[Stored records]
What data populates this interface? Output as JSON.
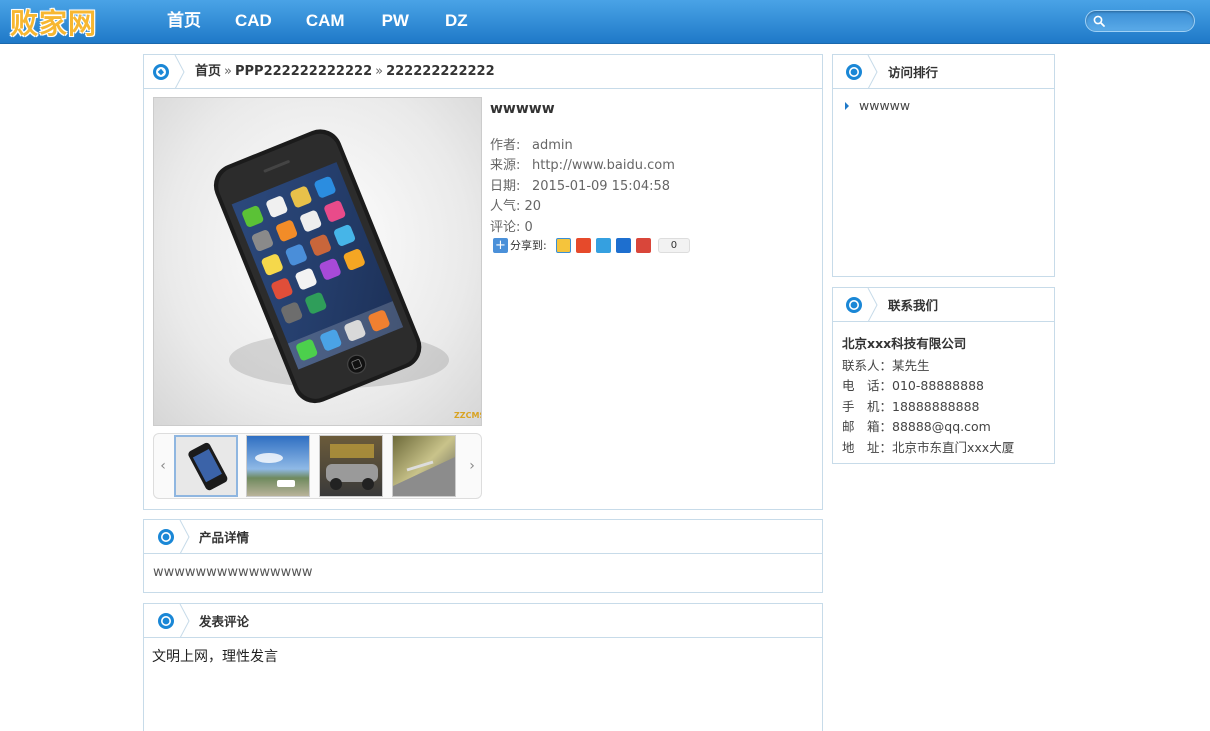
{
  "site": {
    "logo": "败家网",
    "nav": [
      "首页",
      "CAD",
      "CAM",
      "PW",
      "DZ"
    ],
    "search": {
      "placeholder": ""
    }
  },
  "breadcrumb": {
    "home": "首页",
    "sep": "»",
    "category": "PPP222222222222",
    "current": "222222222222"
  },
  "product": {
    "title": "wwwww",
    "meta": [
      {
        "label": "作者:",
        "value": "admin"
      },
      {
        "label": "来源:",
        "value": "http://www.baidu.com"
      },
      {
        "label": "日期:",
        "value": "2015-01-09 15:04:58"
      },
      {
        "label": "人气:",
        "value": "20"
      },
      {
        "label": "评论:",
        "value": "0"
      }
    ],
    "share_label": "分享到:",
    "share_count": "0",
    "thumbnail_count": 4,
    "image_watermark": "ZZCMS"
  },
  "sections": {
    "detail": {
      "title": "产品详情",
      "text": "wwwwwwwwwwwwwww"
    },
    "comment": {
      "title": "发表评论",
      "text": "文明上网，理性发言"
    }
  },
  "sidebar": {
    "ranking": {
      "title": "访问排行",
      "items": [
        "wwwww"
      ]
    },
    "contact": {
      "title": "联系我们",
      "company": "北京xxx科技有限公司",
      "lines": [
        "联系人：某先生",
        "电　话：010-88888888",
        "手　机：18888888888",
        "邮　箱：88888@qq.com",
        "地　址：北京市东直门xxx大厦"
      ]
    }
  },
  "colors": {
    "topbar": "#1f79c8",
    "logo": "#f7b731",
    "panel_border": "#c7dbe9",
    "accent": "#1a87d6"
  },
  "icons": {
    "panel_badge": "aperture-icon",
    "search": "search-icon",
    "share": [
      "qzone-icon",
      "weibo-icon",
      "tencent-icon",
      "renren-icon",
      "kaixin-icon"
    ]
  }
}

## Task description
In the entries above, identify every line with the string "title".

## Solution for this exercise
    "title": "wwwww",
      "title": "产品详情",
      "title": "发表评论",
      "title": "访问排行",
      "title": "联系我们",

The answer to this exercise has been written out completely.